REQUIRED TASK — Go through the listing and write out all of it exactly.

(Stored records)
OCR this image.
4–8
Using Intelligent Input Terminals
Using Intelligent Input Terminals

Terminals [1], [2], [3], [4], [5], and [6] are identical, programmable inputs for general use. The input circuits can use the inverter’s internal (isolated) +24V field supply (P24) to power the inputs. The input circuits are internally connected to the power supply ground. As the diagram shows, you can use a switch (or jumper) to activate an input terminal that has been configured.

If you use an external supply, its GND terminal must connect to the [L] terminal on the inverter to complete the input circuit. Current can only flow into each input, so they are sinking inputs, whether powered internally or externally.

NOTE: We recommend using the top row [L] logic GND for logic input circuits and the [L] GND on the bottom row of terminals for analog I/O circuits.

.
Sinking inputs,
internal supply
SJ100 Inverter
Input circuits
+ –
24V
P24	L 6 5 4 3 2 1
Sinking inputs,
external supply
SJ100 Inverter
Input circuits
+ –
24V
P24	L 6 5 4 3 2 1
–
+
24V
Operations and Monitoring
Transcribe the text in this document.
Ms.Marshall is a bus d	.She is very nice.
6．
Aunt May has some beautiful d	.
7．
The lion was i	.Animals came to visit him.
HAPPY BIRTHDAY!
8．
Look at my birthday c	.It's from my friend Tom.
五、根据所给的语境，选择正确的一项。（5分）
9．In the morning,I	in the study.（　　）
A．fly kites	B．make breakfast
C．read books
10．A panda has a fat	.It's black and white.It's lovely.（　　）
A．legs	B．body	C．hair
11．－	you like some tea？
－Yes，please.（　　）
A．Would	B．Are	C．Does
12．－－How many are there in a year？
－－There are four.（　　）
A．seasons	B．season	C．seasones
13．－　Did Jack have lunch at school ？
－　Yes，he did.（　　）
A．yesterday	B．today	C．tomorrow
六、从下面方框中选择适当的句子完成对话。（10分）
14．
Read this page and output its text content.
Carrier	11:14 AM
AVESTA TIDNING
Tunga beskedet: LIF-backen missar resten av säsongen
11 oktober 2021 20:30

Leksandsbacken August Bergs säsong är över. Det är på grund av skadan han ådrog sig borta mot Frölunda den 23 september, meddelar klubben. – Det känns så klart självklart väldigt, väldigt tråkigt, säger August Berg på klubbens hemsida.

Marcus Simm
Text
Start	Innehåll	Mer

ANSWER IN FULL —
OCR this image.
4–8
Using Intelligent Input Terminals
Using Intelligent Input Terminals

Terminals [1], [2], [3], [4], [5], and [6] are identical, programmable inputs for general use. The input circuits can use the inverter’s internal (isolated) +24V field supply (P24) to power the inputs. The input circuits are internally connected to the power supply ground. As the diagram shows, you can use a switch (or jumper) to activate an input terminal that has been configured.

If you use an external supply, its GND terminal must connect to the [L] terminal on the inverter to complete the input circuit. Current can only flow into each input, so they are sinking inputs, whether powered internally or externally.

NOTE: We recommend using the top row [L] logic GND for logic input circuits and the [L] GND on the bottom row of terminals for analog I/O circuits.

.
Sinking inputs,
internal supply
SJ100 Inverter
Input circuits
+ –
24V
P24	L 6 5 4 3 2 1
Sinking inputs,
external supply
SJ100 Inverter
Input circuits
+ –
24V
P24	L 6 5 4 3 2 1
–
+
24V
Operations and Monitoring
Transcribe the text in this document.
Ms.Marshall is a bus d	.She is very nice.
6．
Aunt May has some beautiful d	.
7．
The lion was i	.Animals came to visit him.
HAPPY BIRTHDAY!
8．
Look at my birthday c	.It's from my friend Tom.
五、根据所给的语境，选择正确的一项。（5分）
9．In the morning,I	in the study.（　　）
A．fly kites	B．make breakfast
C．read books
10．A panda has a fat	.It's black and white.It's lovely.（　　）
A．legs	B．body	C．hair
11．－	you like some tea？
－Yes，please.（　　）
A．Would	B．Are	C．Does
12．－－How many are there in a year？
－－There are four.（　　）
A．seasons	B．season	C．seasones
13．－　Did Jack have lunch at school ？
－　Yes，he did.（　　）
A．yesterday	B．today	C．tomorrow
六、从下面方框中选择适当的句子完成对话。（10分）
14．
Read this page and output its text content.
Carrier	11:14 AM
AVESTA TIDNING
Tunga beskedet: LIF-backen missar resten av säsongen
11 oktober 2021 20:30

Leksandsbacken August Bergs säsong är över. Det är på grund av skadan han ådrog sig borta mot Frölunda den 23 september, meddelar klubben. – Det känns så klart självklart väldigt, väldigt tråkigt, säger August Berg på klubbens hemsida.

Marcus Simm
Text
Start	Innehåll	Mer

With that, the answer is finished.